§ WORK TO DO: In the copy, include every entry exactly but none of the pictures.

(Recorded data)
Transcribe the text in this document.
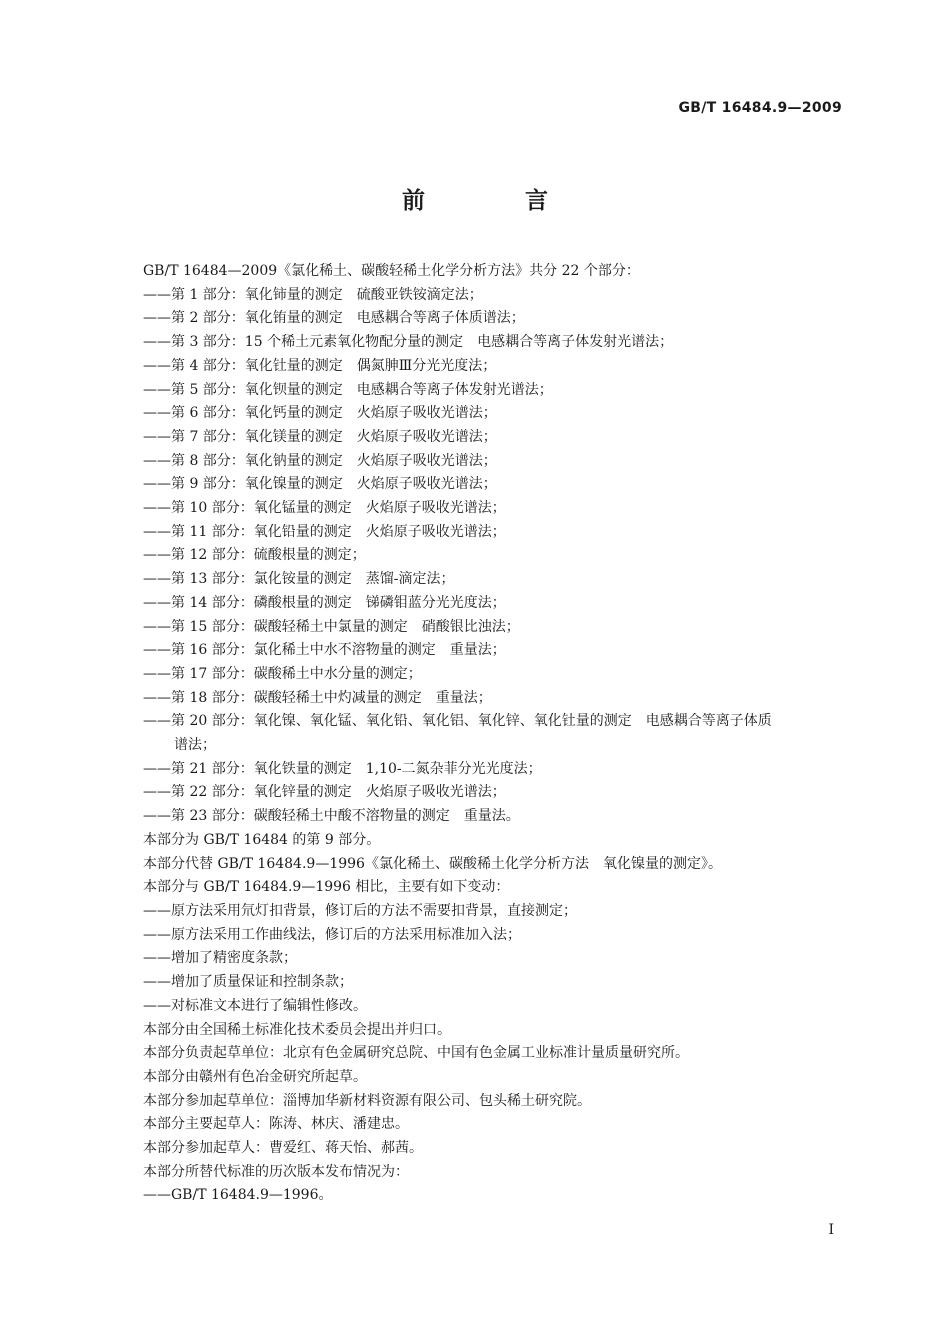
GB/T 16484.9—2009
前 言
GB/T 16484—2009《氯化稀土、碳酸轻稀土化学分析方法》共分 22 个部分：
——第 1 部分：氧化铈量的测定　硫酸亚铁铵滴定法；
——第 2 部分：氧化铕量的测定　电感耦合等离子体质谱法；
——第 3 部分：15 个稀土元素氧化物配分量的测定　电感耦合等离子体发射光谱法；
——第 4 部分：氧化钍量的测定　偶氮胂Ⅲ分光光度法；
——第 5 部分：氧化钡量的测定　电感耦合等离子体发射光谱法；
——第 6 部分：氧化钙量的测定　火焰原子吸收光谱法；
——第 7 部分：氧化镁量的测定　火焰原子吸收光谱法；
——第 8 部分：氧化钠量的测定　火焰原子吸收光谱法；
——第 9 部分：氧化镍量的测定　火焰原子吸收光谱法；
——第 10 部分：氧化锰量的测定　火焰原子吸收光谱法；
——第 11 部分：氧化铅量的测定　火焰原子吸收光谱法；
——第 12 部分：硫酸根量的测定；
——第 13 部分：氯化铵量的测定　蒸馏-滴定法；
——第 14 部分：磷酸根量的测定　锑磷钼蓝分光光度法；
——第 15 部分：碳酸轻稀土中氯量的测定　硝酸银比浊法；
——第 16 部分：氯化稀土中水不溶物量的测定　重量法；
——第 17 部分：碳酸稀土中水分量的测定；
——第 18 部分：碳酸轻稀土中灼减量的测定　重量法；
——第 20 部分：氧化镍、氧化锰、氧化铅、氧化铝、氧化锌、氧化钍量的测定　电感耦合等离子体质
谱法；
——第 21 部分：氧化铁量的测定　1,10-二氮杂菲分光光度法；
——第 22 部分：氧化锌量的测定　火焰原子吸收光谱法；
——第 23 部分：碳酸轻稀土中酸不溶物量的测定　重量法。
本部分为 GB/T 16484 的第 9 部分。
本部分代替 GB/T 16484.9—1996《氯化稀土、碳酸稀土化学分析方法　氧化镍量的测定》。
本部分与 GB/T 16484.9—1996 相比，主要有如下变动：
——原方法采用氘灯扣背景，修订后的方法不需要扣背景，直接测定；
——原方法采用工作曲线法，修订后的方法采用标准加入法；
——增加了精密度条款；
——增加了质量保证和控制条款；
——对标准文本进行了编辑性修改。
本部分由全国稀土标准化技术委员会提出并归口。
本部分负责起草单位：北京有色金属研究总院、中国有色金属工业标准计量质量研究所。
本部分由赣州有色冶金研究所起草。
本部分参加起草单位：淄博加华新材料资源有限公司、包头稀土研究院。
本部分主要起草人：陈涛、林庆、潘建忠。
本部分参加起草人：曹爱红、蒋天怡、郝茜。
本部分所替代标准的历次版本发布情况为：
——GB/T 16484.9—1996。
I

§ FINISHED TASK:
Transcribe the text in this document.
GB/T 16484.9—2009
前 言
GB/T 16484—2009《氯化稀土、碳酸轻稀土化学分析方法》共分 22 个部分：
——第 1 部分：氧化铈量的测定　硫酸亚铁铵滴定法；
——第 2 部分：氧化铕量的测定　电感耦合等离子体质谱法；
——第 3 部分：15 个稀土元素氧化物配分量的测定　电感耦合等离子体发射光谱法；
——第 4 部分：氧化钍量的测定　偶氮胂Ⅲ分光光度法；
——第 5 部分：氧化钡量的测定　电感耦合等离子体发射光谱法；
——第 6 部分：氧化钙量的测定　火焰原子吸收光谱法；
——第 7 部分：氧化镁量的测定　火焰原子吸收光谱法；
——第 8 部分：氧化钠量的测定　火焰原子吸收光谱法；
——第 9 部分：氧化镍量的测定　火焰原子吸收光谱法；
——第 10 部分：氧化锰量的测定　火焰原子吸收光谱法；
——第 11 部分：氧化铅量的测定　火焰原子吸收光谱法；
——第 12 部分：硫酸根量的测定；
——第 13 部分：氯化铵量的测定　蒸馏-滴定法；
——第 14 部分：磷酸根量的测定　锑磷钼蓝分光光度法；
——第 15 部分：碳酸轻稀土中氯量的测定　硝酸银比浊法；
——第 16 部分：氯化稀土中水不溶物量的测定　重量法；
——第 17 部分：碳酸稀土中水分量的测定；
——第 18 部分：碳酸轻稀土中灼减量的测定　重量法；
——第 20 部分：氧化镍、氧化锰、氧化铅、氧化铝、氧化锌、氧化钍量的测定　电感耦合等离子体质
谱法；
——第 21 部分：氧化铁量的测定　1,10-二氮杂菲分光光度法；
——第 22 部分：氧化锌量的测定　火焰原子吸收光谱法；
——第 23 部分：碳酸轻稀土中酸不溶物量的测定　重量法。
本部分为 GB/T 16484 的第 9 部分。
本部分代替 GB/T 16484.9—1996《氯化稀土、碳酸稀土化学分析方法　氧化镍量的测定》。
本部分与 GB/T 16484.9—1996 相比，主要有如下变动：
——原方法采用氘灯扣背景，修订后的方法不需要扣背景，直接测定；
——原方法采用工作曲线法，修订后的方法采用标准加入法；
——增加了精密度条款；
——增加了质量保证和控制条款；
——对标准文本进行了编辑性修改。
本部分由全国稀土标准化技术委员会提出并归口。
本部分负责起草单位：北京有色金属研究总院、中国有色金属工业标准计量质量研究所。
本部分由赣州有色冶金研究所起草。
本部分参加起草单位：淄博加华新材料资源有限公司、包头稀土研究院。
本部分主要起草人：陈涛、林庆、潘建忠。
本部分参加起草人：曹爱红、蒋天怡、郝茜。
本部分所替代标准的历次版本发布情况为：
——GB/T 16484.9—1996。
I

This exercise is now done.